Selected text:
□ □ □

LEGCO WORK

Motion on “Insurance Companies (Amendment) Bill 2014” (2015.07.09)

MR CHAN KIN-POR (in Cantonese): Deputy President, after deliberation by the Bills Committee for eight months, the Insurance Companies (Amendment) Bill 2014 (the Bill) is finally submitted to this Council for endorsement.

With the passage of the Bill, the regulatory structure of the insurance industry will be changed from a self-regulatory mechanism to regulation by an independent body, thus bringing intensive and extensive impact on the whole industry. Hence, the legislative exercise has attracted great attention from the industry and a task force has been set up by the Hong Kong Federation of Insurers to follow up on every aspect of the Bill and put forward a number of proposals. Local lawyers and Queen’s Counsels from the United Kingdom have also been engaged to provide independent legal advice to assist me in the deliberation of the Bill. Our goal is to strive for a proper balance in the Bill so that apart from achieving the objective of protecting consumers, efforts will also be made to ensure that the legislation to be enacted will leave no grey areas or legal traps and insurance companies and the over 80 000 insurance intermediaries can rest assured that they may continue to provide their clients with professional services without fear for being unnecessarily caught under the law. In addition to the Hong Kong Federation of Insurers, assistance has also been rendered by many practitioners in the industry, intermediary bodies in particular. I would like to express my heartfelt gratitude for their assistance.

President, in the wake of the Lehman Brothers incident, the regulation of financial institutions in various places all over the world has been strengthened to such an extent that the measures implemented are sometimes more than necessary, thus giving rise to a substantial increase in compliance costs and the costs will inevitably be shifted to consumers. However, even though new regulatory measures have been introduced by regulators on an ongoing basis, consumers have not benefited from the over-regulation; rather, under the existing system, the pertinent responsibility has in fact been shifted to consumers. When purchasing financial products, consumers are first made to listen to audio recording lasted for about an hour regarding various points to note. They will then be given a document comprising several tens of pages, asked to sign their names in more than 10 different places on the document, and will even be videotaped so that in case there is anything wrong with the products they purchase in the future, they have to take up the greatest responsibility. I hope that after the establishment of the independent Insurance Authority (IIA), lessons will be learned from past experience and attempts will be made to refrain from taking measures which are more than necessary.

We have had a lot of arguments with the Government during the deliberation process and among the views expressed, some have been accepted while others have been flatly rejected by the Government. An issue which has taken up quite a lot of our discussion time is the principle of “best interests” under the conduct requirements specified in the Bill. According to the so-called “best interests” requirement, an insurance intermediary has to accord priority to the interests of the insured and in case there is any conflict of interests, he should prioritize his client’s interests over the interests of the insurance company concerned. This is a concept to which I think no one will object; however, when it is put into actual practice, many technical problems will arise. Insurance companies and insurance agents are concerned that making the requirement statutory without qualifications may create a new statutory cause of action, rendering them susceptible to legal actions by clients.

□ □ □

Material:
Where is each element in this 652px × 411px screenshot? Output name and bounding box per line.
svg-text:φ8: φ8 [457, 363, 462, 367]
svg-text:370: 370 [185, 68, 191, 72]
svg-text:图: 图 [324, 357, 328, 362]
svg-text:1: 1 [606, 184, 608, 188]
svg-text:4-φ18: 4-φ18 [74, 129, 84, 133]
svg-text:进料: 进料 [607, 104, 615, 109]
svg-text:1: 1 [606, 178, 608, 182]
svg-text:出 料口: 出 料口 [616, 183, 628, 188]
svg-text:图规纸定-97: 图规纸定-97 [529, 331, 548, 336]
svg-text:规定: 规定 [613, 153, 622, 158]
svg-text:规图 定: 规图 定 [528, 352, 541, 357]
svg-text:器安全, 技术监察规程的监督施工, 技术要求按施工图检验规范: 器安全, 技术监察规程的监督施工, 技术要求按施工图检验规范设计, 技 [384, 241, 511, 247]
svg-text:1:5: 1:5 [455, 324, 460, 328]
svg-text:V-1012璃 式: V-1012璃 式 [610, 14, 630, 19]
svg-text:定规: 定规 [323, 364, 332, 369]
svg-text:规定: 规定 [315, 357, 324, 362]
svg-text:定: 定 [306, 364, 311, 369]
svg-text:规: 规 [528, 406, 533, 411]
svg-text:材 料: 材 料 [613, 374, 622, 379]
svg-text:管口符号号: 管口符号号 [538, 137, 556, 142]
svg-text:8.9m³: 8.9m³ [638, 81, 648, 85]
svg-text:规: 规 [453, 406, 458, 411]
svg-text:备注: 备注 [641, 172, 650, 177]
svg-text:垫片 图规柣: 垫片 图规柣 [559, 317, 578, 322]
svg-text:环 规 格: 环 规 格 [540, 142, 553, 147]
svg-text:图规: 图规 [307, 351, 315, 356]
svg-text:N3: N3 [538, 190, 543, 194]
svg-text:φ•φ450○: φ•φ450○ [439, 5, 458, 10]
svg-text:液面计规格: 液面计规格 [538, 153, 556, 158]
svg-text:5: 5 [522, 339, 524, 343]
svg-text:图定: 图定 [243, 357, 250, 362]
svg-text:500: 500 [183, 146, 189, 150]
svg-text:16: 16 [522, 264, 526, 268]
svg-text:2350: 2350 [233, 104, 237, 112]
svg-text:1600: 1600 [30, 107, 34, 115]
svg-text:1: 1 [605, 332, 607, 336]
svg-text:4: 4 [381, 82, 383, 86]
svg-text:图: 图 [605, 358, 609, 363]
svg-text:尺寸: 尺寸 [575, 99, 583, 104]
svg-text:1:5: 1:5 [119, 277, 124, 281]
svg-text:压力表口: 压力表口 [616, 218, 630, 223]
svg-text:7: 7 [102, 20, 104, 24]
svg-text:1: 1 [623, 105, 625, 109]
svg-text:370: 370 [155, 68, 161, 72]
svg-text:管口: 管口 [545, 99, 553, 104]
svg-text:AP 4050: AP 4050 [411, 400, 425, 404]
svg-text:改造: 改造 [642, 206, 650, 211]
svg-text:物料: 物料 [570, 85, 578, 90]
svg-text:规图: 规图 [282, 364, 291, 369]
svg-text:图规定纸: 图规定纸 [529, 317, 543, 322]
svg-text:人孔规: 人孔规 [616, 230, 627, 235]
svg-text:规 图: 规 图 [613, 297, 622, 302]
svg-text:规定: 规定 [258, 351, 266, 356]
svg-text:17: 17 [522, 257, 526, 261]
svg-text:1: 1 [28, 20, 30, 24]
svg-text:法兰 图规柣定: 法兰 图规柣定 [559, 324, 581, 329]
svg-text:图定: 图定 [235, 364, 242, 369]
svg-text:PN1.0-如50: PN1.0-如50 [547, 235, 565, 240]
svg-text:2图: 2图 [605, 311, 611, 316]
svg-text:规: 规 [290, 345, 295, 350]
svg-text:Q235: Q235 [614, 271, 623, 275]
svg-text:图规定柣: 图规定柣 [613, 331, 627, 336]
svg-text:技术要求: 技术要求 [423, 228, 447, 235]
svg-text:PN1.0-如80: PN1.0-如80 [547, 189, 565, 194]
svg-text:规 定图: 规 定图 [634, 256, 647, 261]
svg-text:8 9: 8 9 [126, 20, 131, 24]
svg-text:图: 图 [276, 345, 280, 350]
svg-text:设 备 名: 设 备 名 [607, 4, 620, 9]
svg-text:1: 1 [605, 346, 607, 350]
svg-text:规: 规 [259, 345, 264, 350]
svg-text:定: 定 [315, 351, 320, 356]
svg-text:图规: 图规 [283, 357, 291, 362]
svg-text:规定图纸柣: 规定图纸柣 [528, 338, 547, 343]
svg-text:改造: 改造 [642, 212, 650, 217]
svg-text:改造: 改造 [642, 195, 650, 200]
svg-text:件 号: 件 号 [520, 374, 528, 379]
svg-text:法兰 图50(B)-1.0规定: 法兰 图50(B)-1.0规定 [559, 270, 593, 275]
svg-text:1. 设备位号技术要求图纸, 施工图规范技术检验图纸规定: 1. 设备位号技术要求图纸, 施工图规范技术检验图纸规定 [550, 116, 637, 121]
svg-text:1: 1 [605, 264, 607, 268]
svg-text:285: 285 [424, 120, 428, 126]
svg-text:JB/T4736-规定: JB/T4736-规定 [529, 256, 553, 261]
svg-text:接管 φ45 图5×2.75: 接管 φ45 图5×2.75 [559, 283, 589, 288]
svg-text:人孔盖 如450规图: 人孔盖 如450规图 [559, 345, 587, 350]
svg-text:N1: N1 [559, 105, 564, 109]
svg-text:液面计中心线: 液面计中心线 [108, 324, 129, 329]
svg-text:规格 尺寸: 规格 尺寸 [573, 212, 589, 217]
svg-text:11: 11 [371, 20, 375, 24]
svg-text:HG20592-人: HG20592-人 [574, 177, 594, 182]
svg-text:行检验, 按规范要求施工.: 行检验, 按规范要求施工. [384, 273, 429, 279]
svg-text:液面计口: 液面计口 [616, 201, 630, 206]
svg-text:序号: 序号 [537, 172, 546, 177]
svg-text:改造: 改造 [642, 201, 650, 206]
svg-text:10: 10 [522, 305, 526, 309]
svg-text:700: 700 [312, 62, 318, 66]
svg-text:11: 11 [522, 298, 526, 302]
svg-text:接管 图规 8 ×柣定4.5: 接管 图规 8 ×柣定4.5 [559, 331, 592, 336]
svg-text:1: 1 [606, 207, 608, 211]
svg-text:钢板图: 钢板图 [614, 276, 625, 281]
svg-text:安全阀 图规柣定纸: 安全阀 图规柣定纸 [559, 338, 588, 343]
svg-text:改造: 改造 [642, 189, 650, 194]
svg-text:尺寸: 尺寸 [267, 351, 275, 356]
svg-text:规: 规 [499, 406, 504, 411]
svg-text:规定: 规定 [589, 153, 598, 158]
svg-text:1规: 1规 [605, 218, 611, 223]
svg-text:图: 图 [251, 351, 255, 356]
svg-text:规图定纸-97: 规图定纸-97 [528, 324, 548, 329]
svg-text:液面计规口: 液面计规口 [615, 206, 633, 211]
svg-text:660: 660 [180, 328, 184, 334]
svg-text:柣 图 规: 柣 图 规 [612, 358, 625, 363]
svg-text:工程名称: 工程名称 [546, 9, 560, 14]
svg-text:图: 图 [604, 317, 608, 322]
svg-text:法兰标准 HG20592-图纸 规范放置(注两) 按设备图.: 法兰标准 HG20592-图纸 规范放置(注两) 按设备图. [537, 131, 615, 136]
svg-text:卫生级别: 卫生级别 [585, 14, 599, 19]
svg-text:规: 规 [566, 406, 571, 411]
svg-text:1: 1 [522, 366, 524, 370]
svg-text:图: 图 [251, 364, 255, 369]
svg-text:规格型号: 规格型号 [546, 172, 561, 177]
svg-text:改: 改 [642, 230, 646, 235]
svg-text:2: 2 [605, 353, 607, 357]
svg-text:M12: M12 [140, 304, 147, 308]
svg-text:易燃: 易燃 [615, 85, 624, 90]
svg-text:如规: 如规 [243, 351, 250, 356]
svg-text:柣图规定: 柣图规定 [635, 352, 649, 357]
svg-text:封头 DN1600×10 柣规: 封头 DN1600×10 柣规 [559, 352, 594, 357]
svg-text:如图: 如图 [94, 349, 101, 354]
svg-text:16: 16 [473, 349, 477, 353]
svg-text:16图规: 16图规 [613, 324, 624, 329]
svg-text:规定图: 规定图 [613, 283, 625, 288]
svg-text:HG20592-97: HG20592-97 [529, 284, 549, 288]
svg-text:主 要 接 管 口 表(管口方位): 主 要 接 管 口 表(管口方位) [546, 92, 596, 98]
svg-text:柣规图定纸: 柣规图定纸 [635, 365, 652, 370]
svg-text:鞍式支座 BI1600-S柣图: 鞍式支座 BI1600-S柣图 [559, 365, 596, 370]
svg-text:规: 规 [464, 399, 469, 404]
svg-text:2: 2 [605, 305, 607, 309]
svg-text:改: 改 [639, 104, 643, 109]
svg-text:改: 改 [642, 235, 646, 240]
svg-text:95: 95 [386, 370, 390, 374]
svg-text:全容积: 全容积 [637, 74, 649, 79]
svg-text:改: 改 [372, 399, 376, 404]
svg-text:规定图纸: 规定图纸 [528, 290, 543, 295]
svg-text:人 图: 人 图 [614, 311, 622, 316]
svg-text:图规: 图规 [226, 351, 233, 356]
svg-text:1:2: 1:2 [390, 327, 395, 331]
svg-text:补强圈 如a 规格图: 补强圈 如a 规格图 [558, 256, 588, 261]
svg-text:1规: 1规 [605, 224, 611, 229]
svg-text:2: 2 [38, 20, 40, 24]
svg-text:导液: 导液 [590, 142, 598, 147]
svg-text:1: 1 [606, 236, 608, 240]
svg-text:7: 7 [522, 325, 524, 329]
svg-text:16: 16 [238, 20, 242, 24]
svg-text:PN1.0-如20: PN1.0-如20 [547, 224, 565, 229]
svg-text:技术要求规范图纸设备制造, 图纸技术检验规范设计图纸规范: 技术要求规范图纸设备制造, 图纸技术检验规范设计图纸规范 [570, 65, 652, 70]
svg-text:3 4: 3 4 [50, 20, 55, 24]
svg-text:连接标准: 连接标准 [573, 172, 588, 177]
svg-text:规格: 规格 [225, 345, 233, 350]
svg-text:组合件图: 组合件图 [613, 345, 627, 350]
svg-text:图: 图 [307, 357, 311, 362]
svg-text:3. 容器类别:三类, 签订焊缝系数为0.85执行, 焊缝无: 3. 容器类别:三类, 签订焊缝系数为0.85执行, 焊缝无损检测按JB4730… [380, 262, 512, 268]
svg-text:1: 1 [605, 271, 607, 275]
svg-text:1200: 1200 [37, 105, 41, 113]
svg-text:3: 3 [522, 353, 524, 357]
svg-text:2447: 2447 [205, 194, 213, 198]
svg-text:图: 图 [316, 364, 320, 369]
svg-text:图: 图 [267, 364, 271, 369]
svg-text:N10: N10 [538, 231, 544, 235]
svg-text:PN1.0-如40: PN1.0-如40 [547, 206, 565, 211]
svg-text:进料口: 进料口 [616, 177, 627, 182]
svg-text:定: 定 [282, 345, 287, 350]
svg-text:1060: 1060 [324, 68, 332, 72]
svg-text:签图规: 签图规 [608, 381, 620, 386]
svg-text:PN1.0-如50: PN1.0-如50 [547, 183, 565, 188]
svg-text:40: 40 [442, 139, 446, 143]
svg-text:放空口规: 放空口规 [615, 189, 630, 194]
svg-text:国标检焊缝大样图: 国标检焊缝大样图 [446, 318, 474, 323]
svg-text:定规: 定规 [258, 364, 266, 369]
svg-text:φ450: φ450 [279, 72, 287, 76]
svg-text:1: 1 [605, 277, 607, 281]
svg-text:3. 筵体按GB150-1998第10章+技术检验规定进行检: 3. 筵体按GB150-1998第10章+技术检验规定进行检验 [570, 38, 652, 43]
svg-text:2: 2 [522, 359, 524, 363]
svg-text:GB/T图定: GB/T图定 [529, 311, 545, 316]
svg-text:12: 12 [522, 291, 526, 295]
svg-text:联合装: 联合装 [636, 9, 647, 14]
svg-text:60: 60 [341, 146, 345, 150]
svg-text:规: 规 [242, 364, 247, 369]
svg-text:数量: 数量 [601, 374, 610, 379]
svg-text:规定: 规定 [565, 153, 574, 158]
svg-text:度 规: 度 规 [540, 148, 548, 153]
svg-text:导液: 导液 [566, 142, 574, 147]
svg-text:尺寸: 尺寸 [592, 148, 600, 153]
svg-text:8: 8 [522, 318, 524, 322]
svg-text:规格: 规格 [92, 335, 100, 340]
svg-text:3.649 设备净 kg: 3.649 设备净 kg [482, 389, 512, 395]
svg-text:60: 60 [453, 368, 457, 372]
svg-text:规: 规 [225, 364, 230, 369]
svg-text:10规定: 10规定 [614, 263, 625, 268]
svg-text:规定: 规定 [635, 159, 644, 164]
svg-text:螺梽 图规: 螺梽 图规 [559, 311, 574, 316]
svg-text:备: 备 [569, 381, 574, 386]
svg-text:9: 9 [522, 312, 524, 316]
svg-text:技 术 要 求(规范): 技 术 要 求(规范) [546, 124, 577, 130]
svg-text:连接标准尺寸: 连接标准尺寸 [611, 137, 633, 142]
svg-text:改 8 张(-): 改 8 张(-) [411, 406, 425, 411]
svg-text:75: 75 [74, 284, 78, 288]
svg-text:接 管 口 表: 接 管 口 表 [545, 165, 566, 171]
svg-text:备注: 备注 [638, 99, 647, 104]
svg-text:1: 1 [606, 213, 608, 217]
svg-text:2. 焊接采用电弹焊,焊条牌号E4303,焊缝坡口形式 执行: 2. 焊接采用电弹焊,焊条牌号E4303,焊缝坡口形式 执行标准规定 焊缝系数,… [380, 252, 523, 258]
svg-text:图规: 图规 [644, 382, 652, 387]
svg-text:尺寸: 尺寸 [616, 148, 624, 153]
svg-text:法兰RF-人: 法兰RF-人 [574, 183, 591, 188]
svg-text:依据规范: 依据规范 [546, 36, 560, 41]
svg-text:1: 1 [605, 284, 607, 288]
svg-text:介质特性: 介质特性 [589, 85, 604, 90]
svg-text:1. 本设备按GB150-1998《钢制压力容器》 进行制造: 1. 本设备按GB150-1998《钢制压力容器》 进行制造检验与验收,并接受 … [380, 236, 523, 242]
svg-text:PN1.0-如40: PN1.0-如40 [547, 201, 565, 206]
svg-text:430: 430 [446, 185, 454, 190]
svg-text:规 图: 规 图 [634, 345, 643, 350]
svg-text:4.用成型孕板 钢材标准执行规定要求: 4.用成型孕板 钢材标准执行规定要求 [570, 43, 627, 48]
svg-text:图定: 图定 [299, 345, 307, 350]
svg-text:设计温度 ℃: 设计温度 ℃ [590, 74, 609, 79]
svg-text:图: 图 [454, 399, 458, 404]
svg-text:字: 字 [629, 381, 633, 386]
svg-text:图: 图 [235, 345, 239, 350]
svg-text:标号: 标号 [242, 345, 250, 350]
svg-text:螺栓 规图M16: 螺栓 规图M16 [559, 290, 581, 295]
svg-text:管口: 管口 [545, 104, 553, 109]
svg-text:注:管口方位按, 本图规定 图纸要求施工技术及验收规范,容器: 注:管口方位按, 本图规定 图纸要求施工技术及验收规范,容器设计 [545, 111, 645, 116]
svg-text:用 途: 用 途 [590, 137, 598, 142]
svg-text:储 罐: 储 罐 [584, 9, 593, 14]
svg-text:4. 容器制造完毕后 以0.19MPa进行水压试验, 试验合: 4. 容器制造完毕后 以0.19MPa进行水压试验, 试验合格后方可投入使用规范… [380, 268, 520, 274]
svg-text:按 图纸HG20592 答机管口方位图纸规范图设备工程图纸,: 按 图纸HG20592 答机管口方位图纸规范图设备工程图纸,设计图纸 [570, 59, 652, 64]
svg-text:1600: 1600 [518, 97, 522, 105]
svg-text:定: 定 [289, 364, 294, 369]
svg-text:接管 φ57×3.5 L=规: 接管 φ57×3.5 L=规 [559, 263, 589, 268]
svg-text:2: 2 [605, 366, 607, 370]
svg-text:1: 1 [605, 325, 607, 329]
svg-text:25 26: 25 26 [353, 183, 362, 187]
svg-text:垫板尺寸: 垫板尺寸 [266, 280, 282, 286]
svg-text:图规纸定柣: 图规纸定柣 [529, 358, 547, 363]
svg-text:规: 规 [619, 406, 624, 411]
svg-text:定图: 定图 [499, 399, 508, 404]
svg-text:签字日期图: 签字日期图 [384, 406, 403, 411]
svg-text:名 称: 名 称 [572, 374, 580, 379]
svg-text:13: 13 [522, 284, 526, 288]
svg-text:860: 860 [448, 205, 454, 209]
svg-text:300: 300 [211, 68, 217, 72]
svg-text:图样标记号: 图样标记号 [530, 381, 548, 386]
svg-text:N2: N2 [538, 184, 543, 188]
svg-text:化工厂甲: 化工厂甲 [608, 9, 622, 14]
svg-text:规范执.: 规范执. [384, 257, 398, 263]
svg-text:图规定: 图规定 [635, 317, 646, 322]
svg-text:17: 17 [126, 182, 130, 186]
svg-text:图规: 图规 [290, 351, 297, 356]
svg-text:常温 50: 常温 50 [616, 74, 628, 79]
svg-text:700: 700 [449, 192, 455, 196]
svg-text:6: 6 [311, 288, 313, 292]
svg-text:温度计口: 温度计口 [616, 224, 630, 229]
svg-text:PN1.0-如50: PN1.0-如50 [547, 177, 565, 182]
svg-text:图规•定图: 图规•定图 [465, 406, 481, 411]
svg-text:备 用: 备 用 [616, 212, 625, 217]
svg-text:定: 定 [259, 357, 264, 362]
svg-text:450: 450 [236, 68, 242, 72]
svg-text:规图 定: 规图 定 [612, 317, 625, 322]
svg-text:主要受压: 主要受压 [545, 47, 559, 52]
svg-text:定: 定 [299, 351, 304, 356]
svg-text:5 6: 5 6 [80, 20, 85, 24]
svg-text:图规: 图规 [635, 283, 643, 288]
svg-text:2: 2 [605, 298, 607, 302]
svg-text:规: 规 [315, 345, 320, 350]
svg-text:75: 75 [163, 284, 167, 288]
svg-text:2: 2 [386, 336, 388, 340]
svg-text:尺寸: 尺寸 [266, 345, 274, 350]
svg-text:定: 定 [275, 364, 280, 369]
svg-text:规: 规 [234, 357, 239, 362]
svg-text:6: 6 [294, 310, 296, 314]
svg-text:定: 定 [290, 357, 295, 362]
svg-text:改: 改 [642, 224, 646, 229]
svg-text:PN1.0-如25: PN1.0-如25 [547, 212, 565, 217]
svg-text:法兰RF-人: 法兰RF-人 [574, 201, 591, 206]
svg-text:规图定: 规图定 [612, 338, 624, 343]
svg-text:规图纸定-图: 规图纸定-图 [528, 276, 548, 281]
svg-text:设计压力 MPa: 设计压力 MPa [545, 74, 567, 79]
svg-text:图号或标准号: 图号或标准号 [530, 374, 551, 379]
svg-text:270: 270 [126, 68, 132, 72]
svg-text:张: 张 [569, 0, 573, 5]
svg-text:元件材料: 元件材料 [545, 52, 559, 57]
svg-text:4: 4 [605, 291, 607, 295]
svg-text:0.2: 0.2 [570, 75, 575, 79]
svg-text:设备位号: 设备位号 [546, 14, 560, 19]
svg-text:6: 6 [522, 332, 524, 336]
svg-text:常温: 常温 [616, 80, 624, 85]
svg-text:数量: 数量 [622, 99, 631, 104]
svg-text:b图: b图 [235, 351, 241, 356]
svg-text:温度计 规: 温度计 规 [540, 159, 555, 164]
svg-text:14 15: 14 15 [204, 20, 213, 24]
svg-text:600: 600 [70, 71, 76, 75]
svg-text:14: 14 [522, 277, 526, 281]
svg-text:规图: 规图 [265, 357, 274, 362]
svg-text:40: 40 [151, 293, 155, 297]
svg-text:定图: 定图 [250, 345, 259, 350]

□ □ □

Directions:
Copy the part of the insurance bill speech starting at "MR CHAN KIN-POR" and ending at "Council for endorsement.", changing "eight months" to "six months".

The completed task:
MR CHAN KIN-POR (in Cantonese): Deputy President, after deliberation by the Bills Committee for six months, the Insurance Companies (Amendment) Bill 2014 (the Bill) is finally submitted to this Council for endorsement.